**What the exercise asks**
Write out each record again exactly as it stands.
════════════════════
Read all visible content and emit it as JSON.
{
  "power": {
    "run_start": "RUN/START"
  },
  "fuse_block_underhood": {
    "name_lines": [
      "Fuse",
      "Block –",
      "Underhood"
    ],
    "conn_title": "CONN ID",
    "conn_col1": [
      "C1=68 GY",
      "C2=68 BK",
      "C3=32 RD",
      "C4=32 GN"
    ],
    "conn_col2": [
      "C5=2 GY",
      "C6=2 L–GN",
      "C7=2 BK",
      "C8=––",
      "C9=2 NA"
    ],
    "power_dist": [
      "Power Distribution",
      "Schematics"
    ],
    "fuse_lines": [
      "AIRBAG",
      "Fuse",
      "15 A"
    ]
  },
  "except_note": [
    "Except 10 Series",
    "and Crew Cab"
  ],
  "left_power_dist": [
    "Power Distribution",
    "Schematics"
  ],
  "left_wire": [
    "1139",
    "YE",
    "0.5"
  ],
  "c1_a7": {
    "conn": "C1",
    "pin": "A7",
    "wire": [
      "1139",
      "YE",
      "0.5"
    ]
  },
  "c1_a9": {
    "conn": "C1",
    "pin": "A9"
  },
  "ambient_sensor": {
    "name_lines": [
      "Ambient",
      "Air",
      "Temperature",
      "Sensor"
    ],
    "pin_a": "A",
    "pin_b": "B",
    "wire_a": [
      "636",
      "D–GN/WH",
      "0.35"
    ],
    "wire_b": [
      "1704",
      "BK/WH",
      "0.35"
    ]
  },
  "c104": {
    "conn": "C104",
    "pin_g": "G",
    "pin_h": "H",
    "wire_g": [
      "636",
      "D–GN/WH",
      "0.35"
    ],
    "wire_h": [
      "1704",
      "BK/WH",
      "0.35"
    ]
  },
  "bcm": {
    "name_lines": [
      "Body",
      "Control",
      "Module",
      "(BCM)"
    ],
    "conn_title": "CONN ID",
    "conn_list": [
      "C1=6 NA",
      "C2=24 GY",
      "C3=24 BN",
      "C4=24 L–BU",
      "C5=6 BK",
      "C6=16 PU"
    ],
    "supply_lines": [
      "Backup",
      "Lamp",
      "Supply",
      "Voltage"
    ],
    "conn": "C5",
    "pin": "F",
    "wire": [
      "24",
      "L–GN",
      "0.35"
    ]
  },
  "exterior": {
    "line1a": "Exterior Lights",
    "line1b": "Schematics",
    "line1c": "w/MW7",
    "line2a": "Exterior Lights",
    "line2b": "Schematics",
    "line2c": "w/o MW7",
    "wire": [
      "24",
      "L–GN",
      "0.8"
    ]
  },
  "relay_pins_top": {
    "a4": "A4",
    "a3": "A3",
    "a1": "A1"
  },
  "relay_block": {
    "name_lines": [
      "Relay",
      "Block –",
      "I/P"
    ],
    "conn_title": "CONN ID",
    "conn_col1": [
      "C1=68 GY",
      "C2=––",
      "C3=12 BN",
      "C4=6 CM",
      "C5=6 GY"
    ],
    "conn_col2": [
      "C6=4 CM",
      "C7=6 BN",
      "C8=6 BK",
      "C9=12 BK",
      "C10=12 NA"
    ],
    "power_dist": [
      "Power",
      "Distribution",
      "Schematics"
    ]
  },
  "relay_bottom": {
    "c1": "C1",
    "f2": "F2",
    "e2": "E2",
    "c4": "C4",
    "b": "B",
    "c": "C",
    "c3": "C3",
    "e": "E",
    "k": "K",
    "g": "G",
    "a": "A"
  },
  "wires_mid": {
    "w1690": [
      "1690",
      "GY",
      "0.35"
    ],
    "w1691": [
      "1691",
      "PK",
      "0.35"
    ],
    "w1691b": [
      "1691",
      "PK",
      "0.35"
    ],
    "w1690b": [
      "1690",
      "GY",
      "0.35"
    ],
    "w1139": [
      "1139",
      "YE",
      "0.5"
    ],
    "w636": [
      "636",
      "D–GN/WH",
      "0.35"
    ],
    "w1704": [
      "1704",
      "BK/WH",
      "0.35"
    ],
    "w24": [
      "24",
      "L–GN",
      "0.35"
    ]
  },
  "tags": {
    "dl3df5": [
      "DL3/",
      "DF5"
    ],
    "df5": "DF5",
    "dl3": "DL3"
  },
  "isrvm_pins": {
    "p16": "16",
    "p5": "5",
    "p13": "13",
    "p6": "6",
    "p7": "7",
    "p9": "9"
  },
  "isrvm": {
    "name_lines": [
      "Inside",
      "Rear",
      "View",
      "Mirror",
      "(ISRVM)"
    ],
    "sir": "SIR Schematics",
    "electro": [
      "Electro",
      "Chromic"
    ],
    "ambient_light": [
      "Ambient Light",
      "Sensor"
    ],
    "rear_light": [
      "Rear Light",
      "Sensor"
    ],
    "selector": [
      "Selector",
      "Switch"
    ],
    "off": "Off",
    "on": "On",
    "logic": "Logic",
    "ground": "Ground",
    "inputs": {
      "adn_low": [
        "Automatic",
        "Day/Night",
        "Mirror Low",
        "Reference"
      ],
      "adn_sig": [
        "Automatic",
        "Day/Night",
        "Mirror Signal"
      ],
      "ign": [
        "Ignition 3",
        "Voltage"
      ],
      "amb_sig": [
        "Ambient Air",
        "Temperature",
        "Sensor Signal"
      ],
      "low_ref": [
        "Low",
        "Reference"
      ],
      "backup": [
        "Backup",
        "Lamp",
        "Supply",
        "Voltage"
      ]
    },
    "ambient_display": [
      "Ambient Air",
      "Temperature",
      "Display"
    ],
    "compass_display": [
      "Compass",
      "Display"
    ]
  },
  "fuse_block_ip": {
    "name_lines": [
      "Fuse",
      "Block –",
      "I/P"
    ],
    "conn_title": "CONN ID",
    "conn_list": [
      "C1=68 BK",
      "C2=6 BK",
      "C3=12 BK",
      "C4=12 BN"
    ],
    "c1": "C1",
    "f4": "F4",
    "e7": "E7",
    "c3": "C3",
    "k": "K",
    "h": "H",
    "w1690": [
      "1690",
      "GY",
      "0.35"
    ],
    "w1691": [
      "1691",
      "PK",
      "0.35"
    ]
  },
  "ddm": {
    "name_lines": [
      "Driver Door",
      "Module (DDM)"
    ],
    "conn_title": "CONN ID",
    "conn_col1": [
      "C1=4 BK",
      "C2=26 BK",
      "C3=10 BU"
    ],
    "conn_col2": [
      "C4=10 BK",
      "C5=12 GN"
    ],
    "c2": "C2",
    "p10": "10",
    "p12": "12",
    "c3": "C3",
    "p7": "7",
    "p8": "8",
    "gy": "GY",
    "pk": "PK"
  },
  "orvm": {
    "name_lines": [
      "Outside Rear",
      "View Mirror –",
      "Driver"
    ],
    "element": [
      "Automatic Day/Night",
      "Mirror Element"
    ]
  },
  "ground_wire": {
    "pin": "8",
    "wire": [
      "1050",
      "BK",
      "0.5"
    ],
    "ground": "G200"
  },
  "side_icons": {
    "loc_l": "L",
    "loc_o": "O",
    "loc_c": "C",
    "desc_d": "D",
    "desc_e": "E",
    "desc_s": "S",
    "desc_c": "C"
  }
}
════════════════════
**Response**
Read all visible content and emit it as JSON.
{
  "power": {
    "run_start": "RUN/START"
  },
  "fuse_block_underhood": {
    "name_lines": [
      "Fuse",
      "Block –",
      "Underhood"
    ],
    "conn_title": "CONN ID",
    "conn_col1": [
      "C1=68 GY",
      "C2=68 BK",
      "C3=32 RD",
      "C4=32 GN"
    ],
    "conn_col2": [
      "C5=2 GY",
      "C6=2 L–GN",
      "C7=2 BK",
      "C8=––",
      "C9=2 NA"
    ],
    "power_dist": [
      "Power Distribution",
      "Schematics"
    ],
    "fuse_lines": [
      "AIRBAG",
      "Fuse",
      "15 A"
    ]
  },
  "except_note": [
    "Except 10 Series",
    "and Crew Cab"
  ],
  "left_power_dist": [
    "Power Distribution",
    "Schematics"
  ],
  "left_wire": [
    "1139",
    "YE",
    "0.5"
  ],
  "c1_a7": {
    "conn": "C1",
    "pin": "A7",
    "wire": [
      "1139",
      "YE",
      "0.5"
    ]
  },
  "c1_a9": {
    "conn": "C1",
    "pin": "A9"
  },
  "ambient_sensor": {
    "name_lines": [
      "Ambient",
      "Air",
      "Temperature",
      "Sensor"
    ],
    "pin_a": "A",
    "pin_b": "B",
    "wire_a": [
      "636",
      "D–GN/WH",
      "0.35"
    ],
    "wire_b": [
      "1704",
      "BK/WH",
      "0.35"
    ]
  },
  "c104": {
    "conn": "C104",
    "pin_g": "G",
    "pin_h": "H",
    "wire_g": [
      "636",
      "D–GN/WH",
      "0.35"
    ],
    "wire_h": [
      "1704",
      "BK/WH",
      "0.35"
    ]
  },
  "bcm": {
    "name_lines": [
      "Body",
      "Control",
      "Module",
      "(BCM)"
    ],
    "conn_title": "CONN ID",
    "conn_list": [
      "C1=6 NA",
      "C2=24 GY",
      "C3=24 BN",
      "C4=24 L–BU",
      "C5=6 BK",
      "C6=16 PU"
    ],
    "supply_lines": [
      "Backup",
      "Lamp",
      "Supply",
      "Voltage"
    ],
    "conn": "C5",
    "pin": "F",
    "wire": [
      "24",
      "L–GN",
      "0.35"
    ]
  },
  "exterior": {
    "line1a": "Exterior Lights",
    "line1b": "Schematics",
    "line1c": "w/MW7",
    "line2a": "Exterior Lights",
    "line2b": "Schematics",
    "line2c": "w/o MW7",
    "wire": [
      "24",
      "L–GN",
      "0.8"
    ]
  },
  "relay_pins_top": {
    "a4": "A4",
    "a3": "A3",
    "a1": "A1"
  },
  "relay_block": {
    "name_lines": [
      "Relay",
      "Block –",
      "I/P"
    ],
    "conn_title": "CONN ID",
    "conn_col1": [
      "C1=68 GY",
      "C2=––",
      "C3=12 BN",
      "C4=6 CM",
      "C5=6 GY"
    ],
    "conn_col2": [
      "C6=4 CM",
      "C7=6 BN",
      "C8=6 BK",
      "C9=12 BK",
      "C10=12 NA"
    ],
    "power_dist": [
      "Power",
      "Distribution",
      "Schematics"
    ]
  },
  "relay_bottom": {
    "c1": "C1",
    "f2": "F2",
    "e2": "E2",
    "c4": "C4",
    "b": "B",
    "c": "C",
    "c3": "C3",
    "e": "E",
    "k": "K",
    "g": "G",
    "a": "A"
  },
  "wires_mid": {
    "w1690": [
      "1690",
      "GY",
      "0.35"
    ],
    "w1691": [
      "1691",
      "PK",
      "0.35"
    ],
    "w1691b": [
      "1691",
      "PK",
      "0.35"
    ],
    "w1690b": [
      "1690",
      "GY",
      "0.35"
    ],
    "w1139": [
      "1139",
      "YE",
      "0.5"
    ],
    "w636": [
      "636",
      "D–GN/WH",
      "0.35"
    ],
    "w1704": [
      "1704",
      "BK/WH",
      "0.35"
    ],
    "w24": [
      "24",
      "L–GN",
      "0.35"
    ]
  },
  "tags": {
    "dl3df5": [
      "DL3/",
      "DF5"
    ],
    "df5": "DF5",
    "dl3": "DL3"
  },
  "isrvm_pins": {
    "p16": "16",
    "p5": "5",
    "p13": "13",
    "p6": "6",
    "p7": "7",
    "p9": "9"
  },
  "isrvm": {
    "name_lines": [
      "Inside",
      "Rear",
      "View",
      "Mirror",
      "(ISRVM)"
    ],
    "sir": "SIR Schematics",
    "electro": [
      "Electro",
      "Chromic"
    ],
    "ambient_light": [
      "Ambient Light",
      "Sensor"
    ],
    "rear_light": [
      "Rear Light",
      "Sensor"
    ],
    "selector": [
      "Selector",
      "Switch"
    ],
    "off": "Off",
    "on": "On",
    "logic": "Logic",
    "ground": "Ground",
    "inputs": {
      "adn_low": [
        "Automatic",
        "Day/Night",
        "Mirror Low",
        "Reference"
      ],
      "adn_sig": [
        "Automatic",
        "Day/Night",
        "Mirror Signal"
      ],
      "ign": [
        "Ignition 3",
        "Voltage"
      ],
      "amb_sig": [
        "Ambient Air",
        "Temperature",
        "Sensor Signal"
      ],
      "low_ref": [
        "Low",
        "Reference"
      ],
      "backup": [
        "Backup",
        "Lamp",
        "Supply",
        "Voltage"
      ]
    },
    "ambient_display": [
      "Ambient Air",
      "Temperature",
      "Display"
    ],
    "compass_display": [
      "Compass",
      "Display"
    ]
  },
  "fuse_block_ip": {
    "name_lines": [
      "Fuse",
      "Block –",
      "I/P"
    ],
    "conn_title": "CONN ID",
    "conn_list": [
      "C1=68 BK",
      "C2=6 BK",
      "C3=12 BK",
      "C4=12 BN"
    ],
    "c1": "C1",
    "f4": "F4",
    "e7": "E7",
    "c3": "C3",
    "k": "K",
    "h": "H",
    "w1690": [
      "1690",
      "GY",
      "0.35"
    ],
    "w1691": [
      "1691",
      "PK",
      "0.35"
    ]
  },
  "ddm": {
    "name_lines": [
      "Driver Door",
      "Module (DDM)"
    ],
    "conn_title": "CONN ID",
    "conn_col1": [
      "C1=4 BK",
      "C2=26 BK",
      "C3=10 BU"
    ],
    "conn_col2": [
      "C4=10 BK",
      "C5=12 GN"
    ],
    "c2": "C2",
    "p10": "10",
    "p12": "12",
    "c3": "C3",
    "p7": "7",
    "p8": "8",
    "gy": "GY",
    "pk": "PK"
  },
  "orvm": {
    "name_lines": [
      "Outside Rear",
      "View Mirror –",
      "Driver"
    ],
    "element": [
      "Automatic Day/Night",
      "Mirror Element"
    ]
  },
  "ground_wire": {
    "pin": "8",
    "wire": [
      "1050",
      "BK",
      "0.5"
    ],
    "ground": "G200"
  },
  "side_icons": {
    "loc_l": "L",
    "loc_o": "O",
    "loc_c": "C",
    "desc_d": "D",
    "desc_e": "E",
    "desc_s": "S",
    "desc_c": "C"
  }
}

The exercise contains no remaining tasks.